§ **TEXT EXCERPT**
On Wed, May 25, 2022 at 5:47 AM Philipp Tomsich
<[email protected]> wrote:
>
> The current method of treating shifts of extended values on RISC-V
> frequently causes sequences of 3 shifts, despite the presence of the
> 'zero_extendsidi2_shifted' pattern.
>
> Consider:
> unsigned long f(unsigned int a, unsigned long b)
> {
> a = a << 1;
> unsigned long c = (unsigned long) a;
> c = b + (c<<4);
> return c;
> }
> which will present at combine-time as:
> Trying 7, 8 -> 9:
> 7: r78:SI=r81:DI#0<<0x1
> REG_DEAD r81:DI
> 8: r79:DI=zero_extend(r78:SI)
> REG_DEAD r78:SI
> 9: r72:DI=r79:DI<<0x4
> REG_DEAD r79:DI
> Failed to match this instruction:
> (set (reg:DI 72 [ _1 ])
> (and:DI (ashift:DI (reg:DI 81)
> (const_int 5 [0x5]))
> (const_int 68719476704 [0xfffffffe0])))
> and produce the following (optimized) assembly:
> f:
> slliw a5,a0,1
> slli a5,a5,32
> srli a5,a5,28
> add a0,a5,a1
> ret
>
> The current way of handling this (in 'zero_extendsidi2_shifted')
> doesn't apply for two reasons:
> - this is seen before reload, and
> - (more importantly) the constant mask is not 0xfffffffful.
>
> To address this, we introduce a generalized version of shifting
> zero-extended values that supports any mask of consecutive ones as
> long as the number of training zeros is the inner shift-amount.
>
> With this new split, we generate the following assembly for the
> aforementioned function:
> f:
> slli a0,a0,33
> srli a0,a0,28
> add a0,a0,a1
> ret
>
> gcc/ChangeLog:
>
> * config/riscv/riscv.md (zero_extendsidi2_shifted): Replace
> with a generalized split that requires no clobber, runs
> before reload and works for smaller masks.
>
> Signed-off-by: Philipp Tomsich <[email protected]>
> ---
>
> gcc/config/riscv/riscv.md | 37 ++++++++++++++++++++-----------------
> 1 file changed, 20 insertions(+), 17 deletions(-)
>
> diff --git a/gcc/config/riscv/riscv.md b/gcc/config/riscv/riscv.md
> index b8ab0cf169a..cc10cd90a74 100644
> --- a/gcc/config/riscv/riscv.md
> +++ b/gcc/config/riscv/riscv.md
> @@ -2119,23 +2119,26 @@ (define_split
> ;; occur when unsigned int is used for array indexing. Split this into two
> ;; shifts. Otherwise we can get 3 shifts.

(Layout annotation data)
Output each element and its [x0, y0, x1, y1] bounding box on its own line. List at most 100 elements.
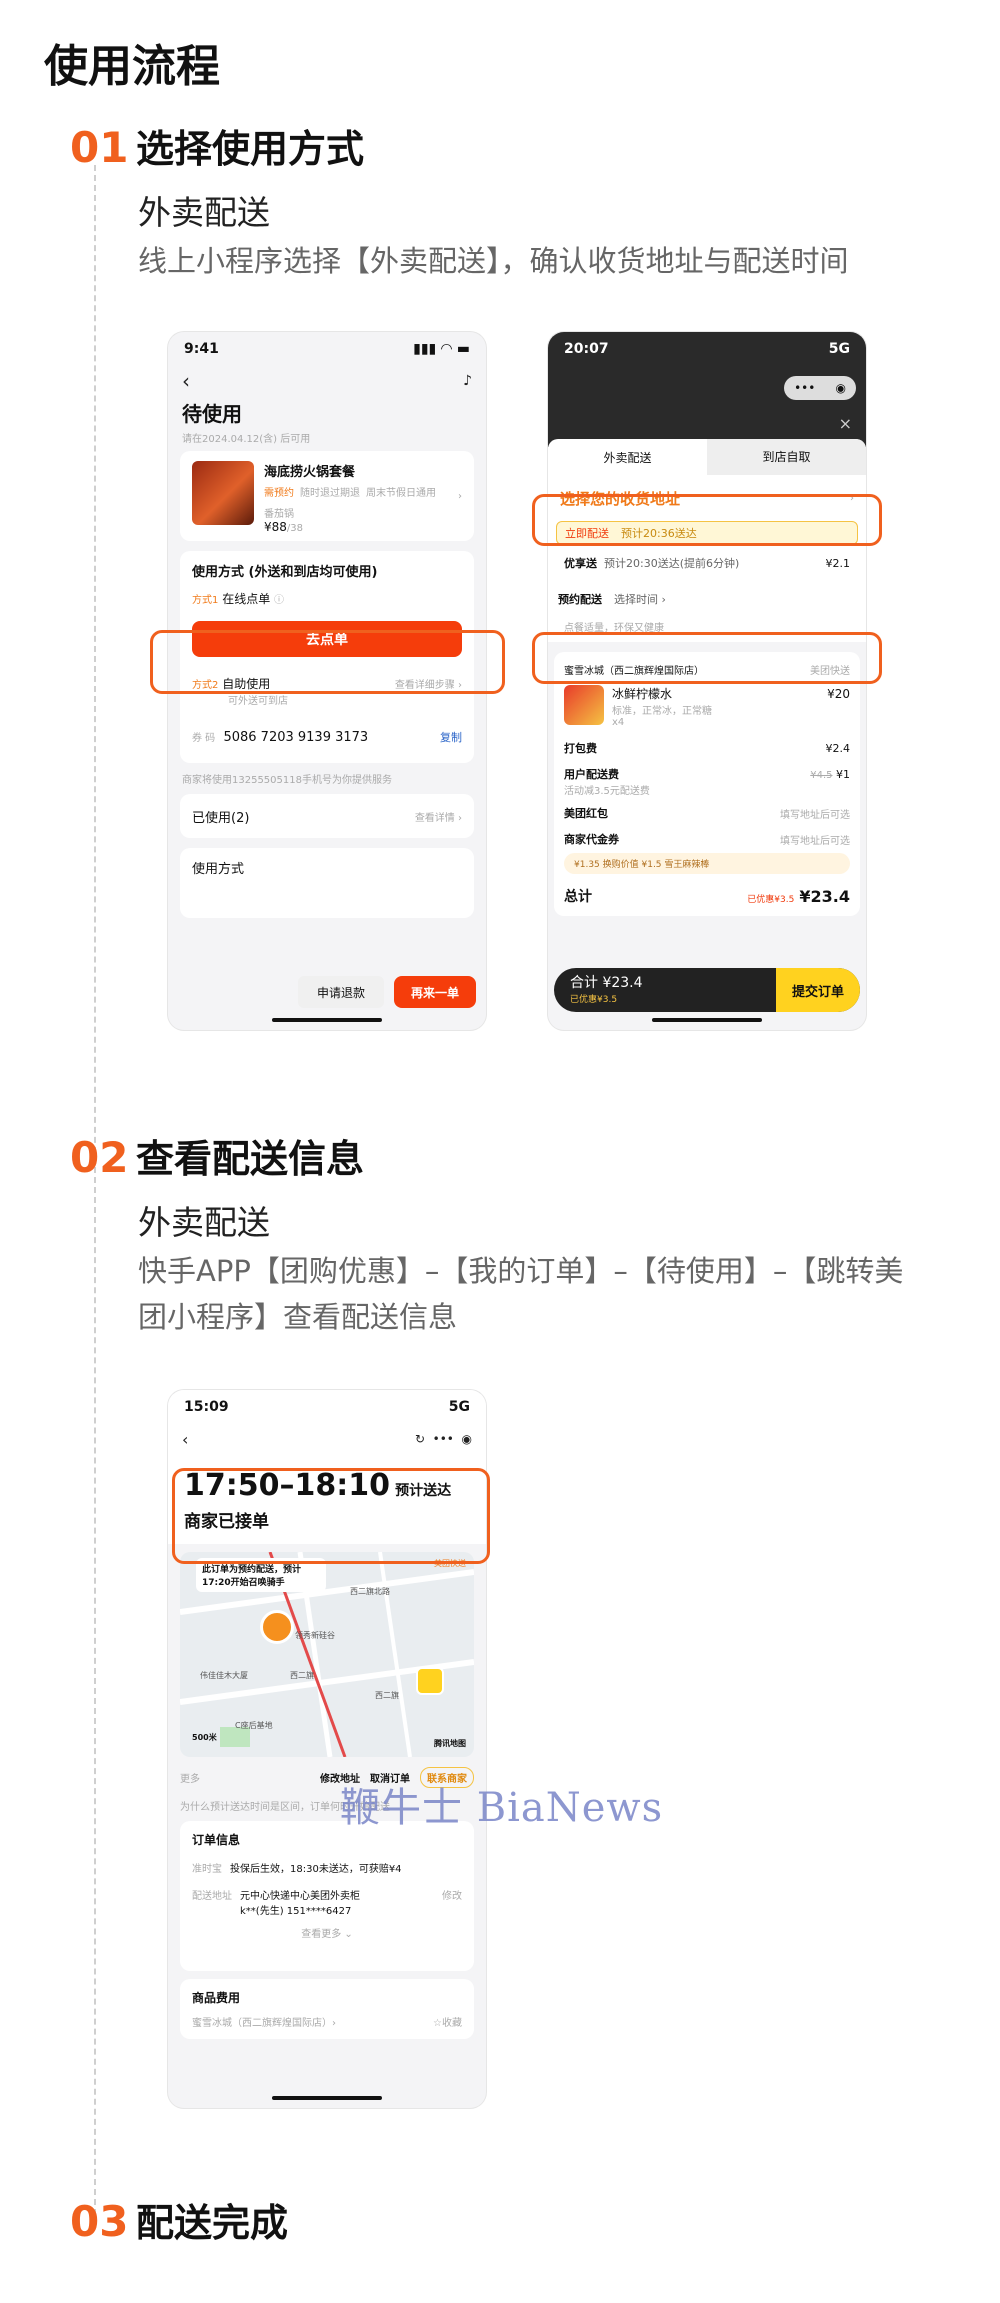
used-row[interactable]: 已使用(2) 查看详情 › [180, 794, 474, 838]
step-1-description: 线上小程序选择【外卖配送】，确认收货地址与配送时间 [138, 244, 849, 278]
copy-button[interactable]: 复制 [440, 729, 462, 745]
priority-label: 优享送 [564, 557, 597, 570]
store-link[interactable]: 蜜雪冰城（西二旗辉煌国际店）› [192, 2014, 336, 2029]
highlight-schedule [532, 632, 882, 684]
status-time: 20:07 [564, 341, 609, 357]
status-icons: ▮▮▮ ◠ ▬ [413, 341, 470, 357]
insure-text: 投保后生效，18:30未送达，可获赔¥4 [230, 1864, 402, 1875]
back-icon[interactable]: ‹ [182, 369, 190, 393]
rider-marker-icon[interactable] [416, 1667, 444, 1695]
status-signal: 5G [448, 1399, 470, 1415]
favorite-button[interactable]: ☆收藏 [433, 2014, 462, 2029]
reorder-button[interactable]: 再来一单 [394, 976, 476, 1008]
order-info-card: 订单信息 准时宝 投保后生效，18:30未送达，可获赔¥4 配送地址 元中心快递中… [180, 1821, 474, 1971]
bar-discount: 已优惠¥3.5 [570, 995, 618, 1005]
item-thumbnail [564, 685, 604, 725]
tab-delivery[interactable]: 外卖配送 [548, 449, 707, 466]
map-brand: 腾讯地图 [434, 1739, 466, 1748]
timeline-dashed-line [94, 165, 96, 2215]
map-label: 领秀新硅谷 [295, 1631, 335, 1640]
goods-fee-card: 商品费用 蜜雪冰城（西二旗辉煌国际店）› ☆收藏 [180, 1979, 474, 2039]
map-scale: 500米 [192, 1733, 217, 1742]
used-count: 已使用(2) [192, 810, 250, 826]
product-price: ¥88 [264, 520, 287, 534]
method-title: 使用方式 [192, 862, 245, 877]
total-amount: ¥23.4 [799, 886, 850, 906]
step-2-description: 快手APP【团购优惠】–【我的订单】–【待使用】–【跳转美团小程序】查看配送信息 [138, 1254, 904, 1334]
status-signal: 5G [828, 341, 850, 357]
more-icon[interactable]: ••• [433, 1432, 454, 1446]
step-title: 查看配送信息 [136, 1137, 365, 1181]
goods-fee-title: 商品费用 [192, 1991, 241, 2005]
more-icon[interactable]: ••• [794, 381, 815, 395]
map-label: 伟佳佳木大厦 [200, 1671, 248, 1680]
code-label: 券 码 [192, 733, 216, 744]
step-1-heading: 01 选择使用方式 [70, 118, 364, 173]
redpack-hint[interactable]: 填写地址后可选 [780, 806, 850, 821]
address-label: 配送地址 [192, 1891, 232, 1902]
method-card: 使用方式 [180, 848, 474, 918]
status-time: 9:41 [184, 341, 219, 357]
page-title: 使用流程 [44, 41, 220, 92]
step-number: 01 [70, 123, 129, 172]
miniapp-capsule[interactable]: ••• ◉ [784, 376, 856, 400]
headset-icon[interactable]: ♪ [463, 373, 472, 389]
step-3-heading: 03 配送完成 [70, 2192, 288, 2247]
pack-fee: ¥2.4 [825, 741, 851, 755]
checkout-bar: 合计 ¥23.4 已优惠¥3.5 提交订单 [554, 968, 860, 1012]
schedule-select[interactable]: 选择时间 › [614, 591, 666, 607]
product-card[interactable]: 海底捞火锅套餐 需预约 随时退过期退 周末节假日通用 番茄锅 ¥88/38 › [180, 451, 474, 541]
way2-sub: 可外送可到店 [228, 696, 288, 707]
address-edit-link[interactable]: 修改 [442, 1887, 462, 1917]
product-thumbnail [192, 461, 254, 525]
submit-order-button[interactable]: 提交订单 [776, 968, 860, 1012]
tab-pickup[interactable]: 到店自取 [707, 439, 866, 475]
valid-date: 请在2024.04.12(含) 后可用 [182, 434, 311, 445]
map-label: 西二旗北路 [350, 1587, 390, 1596]
more-label[interactable]: 更多 [180, 1770, 310, 1785]
see-more-link[interactable]: 查看更多 ⌄ [192, 1925, 462, 1940]
order-items-card: 蜜雪冰城（西二旗辉煌国际店） 美团快送 冰鲜柠檬水 ¥20 标准，正常冰，正常糖 … [554, 652, 860, 916]
highlight-order-button [150, 630, 505, 694]
refresh-icon[interactable]: ↻ [415, 1432, 425, 1446]
scheduled-delivery-option[interactable]: 预约配送 选择时间 › [556, 581, 858, 617]
map-label: 西二旗 [375, 1691, 399, 1700]
pack-fee-label: 打包费 [564, 742, 597, 755]
product-option: 番茄锅 [264, 509, 294, 520]
close-icon[interactable]: × [839, 414, 852, 433]
close-circle-icon[interactable]: ◉ [462, 1432, 472, 1446]
delivery-fee-note: 活动减3.5元配送费 [564, 786, 650, 797]
refund-button[interactable]: 申请退款 [298, 976, 384, 1008]
used-details-link[interactable]: 查看详情 › [415, 809, 462, 824]
delivery-fee-original: ¥4.5 [810, 769, 833, 781]
delivery-map[interactable]: 此订单为预约配送，预计17:20开始召唤骑手 美团快送 西二旗北路 领秀新硅谷 … [180, 1552, 474, 1757]
home-indicator [272, 1018, 382, 1022]
priority-delivery-option[interactable]: 优享送 预计20:30送达(提前6分钟) ¥2.1 [556, 545, 858, 581]
store-marker-icon[interactable] [260, 1610, 294, 1644]
close-circle-icon[interactable]: ◉ [835, 381, 845, 395]
back-icon[interactable]: ‹ [182, 1430, 188, 1449]
promo-banner[interactable]: ¥1.35 换购价值 ¥1.5 雪王麻辣棒 [564, 853, 850, 874]
highlight-address [532, 494, 882, 546]
bar-total: 合计 ¥23.4 [570, 975, 643, 991]
tag-holiday: 周末节假日通用 [366, 488, 436, 499]
tag-refund: 随时退过期退 [300, 488, 360, 499]
item-spec: 标准，正常冰，正常糖 [612, 706, 712, 717]
priority-price: ¥2.1 [825, 556, 851, 570]
step-2-heading: 02 查看配送信息 [70, 1128, 364, 1183]
item-name: 冰鲜柠檬水 [612, 687, 673, 701]
order-info-title: 订单信息 [192, 1833, 241, 1847]
way1-tag: 方式1 [192, 595, 219, 606]
voucher-label: 商家代金券 [564, 833, 619, 846]
step-title: 配送完成 [136, 2201, 289, 2245]
voucher-hint[interactable]: 填写地址后可选 [780, 832, 850, 847]
coupon-status-title: 待使用 [182, 402, 242, 426]
total-discount: 已优惠¥3.5 [747, 894, 795, 905]
tag-reservation: 需预约 [264, 488, 294, 499]
step-number: 02 [70, 1133, 129, 1182]
watermark: 鞭牛士 BiaNews [340, 1785, 664, 1831]
item-qty: x4 [612, 717, 625, 728]
home-indicator [272, 2096, 382, 2100]
coupon-code: 5086 7203 9139 3173 [223, 730, 369, 745]
insure-label: 准时宝 [192, 1864, 222, 1875]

§ **THE EXERCISE**
Answer these questions about the RISC-V shift patch shown above the listing:
(a) Which pattern in riscv.md does the patch replace with a generalized split?
(b) What two reasons does the patch give for the current handling not applying?
(c) How many insertions and deletions does the change to riscv.md make?

§ **RESULT FOR THIS EXERCISE**
(a) 'zero_extendsidi2_shifted'
(b) The sequence is seen before reload, and the constant mask is not 0xfffffffful.
(c) 20 insertions and 17 deletions